__Data for this task__.
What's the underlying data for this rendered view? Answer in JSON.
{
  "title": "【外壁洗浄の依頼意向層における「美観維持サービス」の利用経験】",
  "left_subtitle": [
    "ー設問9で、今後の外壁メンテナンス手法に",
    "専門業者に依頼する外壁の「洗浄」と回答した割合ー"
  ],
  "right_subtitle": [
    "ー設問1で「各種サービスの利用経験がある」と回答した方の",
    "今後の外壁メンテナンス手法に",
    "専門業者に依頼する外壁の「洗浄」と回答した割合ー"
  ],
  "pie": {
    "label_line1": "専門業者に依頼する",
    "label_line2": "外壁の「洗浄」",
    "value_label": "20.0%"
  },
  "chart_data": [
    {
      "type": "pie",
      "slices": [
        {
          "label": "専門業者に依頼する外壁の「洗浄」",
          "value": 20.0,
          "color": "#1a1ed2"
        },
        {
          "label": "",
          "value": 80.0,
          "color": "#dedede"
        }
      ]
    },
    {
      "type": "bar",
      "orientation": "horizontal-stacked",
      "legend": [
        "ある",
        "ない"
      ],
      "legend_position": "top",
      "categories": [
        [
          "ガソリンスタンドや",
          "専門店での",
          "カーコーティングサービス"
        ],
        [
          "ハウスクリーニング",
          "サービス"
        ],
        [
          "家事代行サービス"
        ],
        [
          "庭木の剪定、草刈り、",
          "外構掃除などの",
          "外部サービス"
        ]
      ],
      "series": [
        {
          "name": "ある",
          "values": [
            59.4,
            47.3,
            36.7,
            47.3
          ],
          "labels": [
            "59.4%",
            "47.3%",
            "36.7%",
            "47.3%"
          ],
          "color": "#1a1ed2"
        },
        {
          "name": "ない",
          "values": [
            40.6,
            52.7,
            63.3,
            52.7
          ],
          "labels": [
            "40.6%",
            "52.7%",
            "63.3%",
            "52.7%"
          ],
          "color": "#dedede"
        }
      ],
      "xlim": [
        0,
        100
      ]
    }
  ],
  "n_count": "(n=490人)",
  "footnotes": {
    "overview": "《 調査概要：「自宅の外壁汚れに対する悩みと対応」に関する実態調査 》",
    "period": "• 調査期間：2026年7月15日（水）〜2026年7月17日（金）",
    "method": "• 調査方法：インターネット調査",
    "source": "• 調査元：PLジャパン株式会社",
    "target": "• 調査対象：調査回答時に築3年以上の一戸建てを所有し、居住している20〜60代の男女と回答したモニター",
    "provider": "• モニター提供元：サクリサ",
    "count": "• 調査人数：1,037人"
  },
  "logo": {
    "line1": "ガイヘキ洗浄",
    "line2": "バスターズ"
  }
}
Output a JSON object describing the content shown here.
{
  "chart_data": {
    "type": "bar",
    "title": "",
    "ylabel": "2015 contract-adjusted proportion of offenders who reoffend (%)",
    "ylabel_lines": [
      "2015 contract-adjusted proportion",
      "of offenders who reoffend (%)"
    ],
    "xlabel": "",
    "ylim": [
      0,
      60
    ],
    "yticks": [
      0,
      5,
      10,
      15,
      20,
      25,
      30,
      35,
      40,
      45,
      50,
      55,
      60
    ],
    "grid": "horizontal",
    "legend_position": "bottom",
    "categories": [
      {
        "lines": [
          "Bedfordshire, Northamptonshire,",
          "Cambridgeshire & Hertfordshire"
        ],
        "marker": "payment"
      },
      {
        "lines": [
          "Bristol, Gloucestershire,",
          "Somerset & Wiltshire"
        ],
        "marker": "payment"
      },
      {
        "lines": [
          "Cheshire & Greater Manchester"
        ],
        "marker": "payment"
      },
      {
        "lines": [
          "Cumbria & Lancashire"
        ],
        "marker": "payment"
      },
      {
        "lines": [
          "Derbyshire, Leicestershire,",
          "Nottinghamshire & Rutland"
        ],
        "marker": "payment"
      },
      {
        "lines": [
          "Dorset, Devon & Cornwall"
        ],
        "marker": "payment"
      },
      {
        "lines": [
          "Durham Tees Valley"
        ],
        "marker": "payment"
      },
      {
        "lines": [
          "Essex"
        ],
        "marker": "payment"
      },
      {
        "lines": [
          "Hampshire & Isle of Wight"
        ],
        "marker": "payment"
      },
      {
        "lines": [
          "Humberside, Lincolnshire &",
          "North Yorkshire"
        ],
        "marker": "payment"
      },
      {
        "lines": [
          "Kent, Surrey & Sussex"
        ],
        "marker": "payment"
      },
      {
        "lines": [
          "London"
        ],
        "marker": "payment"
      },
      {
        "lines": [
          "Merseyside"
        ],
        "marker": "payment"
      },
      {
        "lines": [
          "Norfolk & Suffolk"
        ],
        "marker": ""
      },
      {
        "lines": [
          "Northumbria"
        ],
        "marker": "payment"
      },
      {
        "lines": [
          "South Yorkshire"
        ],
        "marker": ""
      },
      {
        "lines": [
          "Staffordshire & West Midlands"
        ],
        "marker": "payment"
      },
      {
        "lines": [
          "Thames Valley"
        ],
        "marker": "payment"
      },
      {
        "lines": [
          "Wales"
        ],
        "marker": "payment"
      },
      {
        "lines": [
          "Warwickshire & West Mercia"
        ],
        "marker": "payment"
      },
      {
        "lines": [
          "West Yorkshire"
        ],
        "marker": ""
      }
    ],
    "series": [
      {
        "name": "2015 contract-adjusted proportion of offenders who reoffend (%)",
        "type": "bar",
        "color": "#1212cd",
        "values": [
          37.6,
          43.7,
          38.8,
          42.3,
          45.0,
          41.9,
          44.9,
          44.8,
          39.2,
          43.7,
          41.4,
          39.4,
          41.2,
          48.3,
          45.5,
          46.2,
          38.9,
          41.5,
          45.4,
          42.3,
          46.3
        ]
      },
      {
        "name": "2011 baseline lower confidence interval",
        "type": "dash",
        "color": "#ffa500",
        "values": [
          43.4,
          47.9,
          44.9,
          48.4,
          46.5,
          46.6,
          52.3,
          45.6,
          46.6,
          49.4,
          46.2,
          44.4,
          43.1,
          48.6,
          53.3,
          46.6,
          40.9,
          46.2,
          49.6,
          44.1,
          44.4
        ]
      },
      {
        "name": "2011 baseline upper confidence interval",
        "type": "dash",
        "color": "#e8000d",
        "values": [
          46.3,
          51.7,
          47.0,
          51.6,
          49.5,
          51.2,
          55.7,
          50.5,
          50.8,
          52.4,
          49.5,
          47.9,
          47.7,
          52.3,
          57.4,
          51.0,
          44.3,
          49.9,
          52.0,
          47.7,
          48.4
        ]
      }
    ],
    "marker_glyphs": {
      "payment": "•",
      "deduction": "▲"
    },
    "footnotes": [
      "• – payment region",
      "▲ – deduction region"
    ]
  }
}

__The exercise__. Read the entries and show each line that mentions "horizontal".

__The response__.
      "orientation": "horizontal-stacked",
    "grid": "horizontal",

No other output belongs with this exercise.